(Extracted data entries)
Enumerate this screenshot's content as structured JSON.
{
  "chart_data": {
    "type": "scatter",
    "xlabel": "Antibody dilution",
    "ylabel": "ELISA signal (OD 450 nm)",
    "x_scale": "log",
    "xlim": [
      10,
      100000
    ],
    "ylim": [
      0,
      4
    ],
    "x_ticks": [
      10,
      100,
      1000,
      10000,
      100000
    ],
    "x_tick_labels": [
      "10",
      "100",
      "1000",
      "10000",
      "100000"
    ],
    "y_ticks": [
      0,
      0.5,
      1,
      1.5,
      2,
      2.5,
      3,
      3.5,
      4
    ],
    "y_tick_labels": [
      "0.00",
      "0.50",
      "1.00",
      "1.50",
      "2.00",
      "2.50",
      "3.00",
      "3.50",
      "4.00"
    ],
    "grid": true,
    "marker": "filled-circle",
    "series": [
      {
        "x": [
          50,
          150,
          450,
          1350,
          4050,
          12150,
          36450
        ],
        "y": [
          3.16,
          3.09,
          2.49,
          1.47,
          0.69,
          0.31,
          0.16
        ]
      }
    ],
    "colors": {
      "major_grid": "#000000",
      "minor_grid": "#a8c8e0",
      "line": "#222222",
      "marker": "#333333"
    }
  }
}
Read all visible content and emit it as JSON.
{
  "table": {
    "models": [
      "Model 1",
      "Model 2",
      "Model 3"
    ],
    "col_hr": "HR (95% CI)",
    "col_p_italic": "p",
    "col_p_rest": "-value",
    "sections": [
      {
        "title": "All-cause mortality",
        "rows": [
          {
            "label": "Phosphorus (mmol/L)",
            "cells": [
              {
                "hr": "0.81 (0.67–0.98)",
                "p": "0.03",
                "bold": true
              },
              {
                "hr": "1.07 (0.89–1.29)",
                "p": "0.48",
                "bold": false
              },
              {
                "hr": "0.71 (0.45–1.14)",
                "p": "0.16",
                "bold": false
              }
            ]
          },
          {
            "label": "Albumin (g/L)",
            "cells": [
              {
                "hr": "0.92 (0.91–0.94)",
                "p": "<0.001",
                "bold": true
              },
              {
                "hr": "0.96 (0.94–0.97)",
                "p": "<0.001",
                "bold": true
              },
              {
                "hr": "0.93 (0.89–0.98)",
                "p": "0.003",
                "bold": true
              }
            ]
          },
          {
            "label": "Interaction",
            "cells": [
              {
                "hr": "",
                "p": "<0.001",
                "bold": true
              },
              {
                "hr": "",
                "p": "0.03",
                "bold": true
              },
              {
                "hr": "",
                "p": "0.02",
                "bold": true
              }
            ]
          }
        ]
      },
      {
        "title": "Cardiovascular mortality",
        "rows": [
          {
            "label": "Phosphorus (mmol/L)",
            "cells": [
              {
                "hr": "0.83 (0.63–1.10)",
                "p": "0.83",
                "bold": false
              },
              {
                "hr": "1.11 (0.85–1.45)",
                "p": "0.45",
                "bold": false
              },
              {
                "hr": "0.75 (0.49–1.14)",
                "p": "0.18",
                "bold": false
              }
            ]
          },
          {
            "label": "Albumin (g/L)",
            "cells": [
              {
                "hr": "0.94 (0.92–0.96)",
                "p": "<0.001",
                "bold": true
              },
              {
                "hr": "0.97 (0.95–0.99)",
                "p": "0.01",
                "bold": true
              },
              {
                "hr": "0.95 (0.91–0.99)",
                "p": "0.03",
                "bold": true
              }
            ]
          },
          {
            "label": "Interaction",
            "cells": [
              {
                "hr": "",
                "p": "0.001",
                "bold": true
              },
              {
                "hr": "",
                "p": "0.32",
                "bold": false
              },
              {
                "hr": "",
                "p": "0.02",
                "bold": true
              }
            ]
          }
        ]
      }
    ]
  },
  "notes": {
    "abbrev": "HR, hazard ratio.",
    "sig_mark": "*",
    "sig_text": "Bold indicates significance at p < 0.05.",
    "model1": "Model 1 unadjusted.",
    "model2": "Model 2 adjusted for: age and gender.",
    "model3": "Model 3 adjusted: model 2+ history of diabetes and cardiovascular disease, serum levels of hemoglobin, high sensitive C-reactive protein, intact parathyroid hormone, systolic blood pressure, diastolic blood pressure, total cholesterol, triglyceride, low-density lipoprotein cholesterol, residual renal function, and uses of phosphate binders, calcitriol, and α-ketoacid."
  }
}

To do
Check each line of the data for the word "title", then state only how many lines hold it.

Reply
2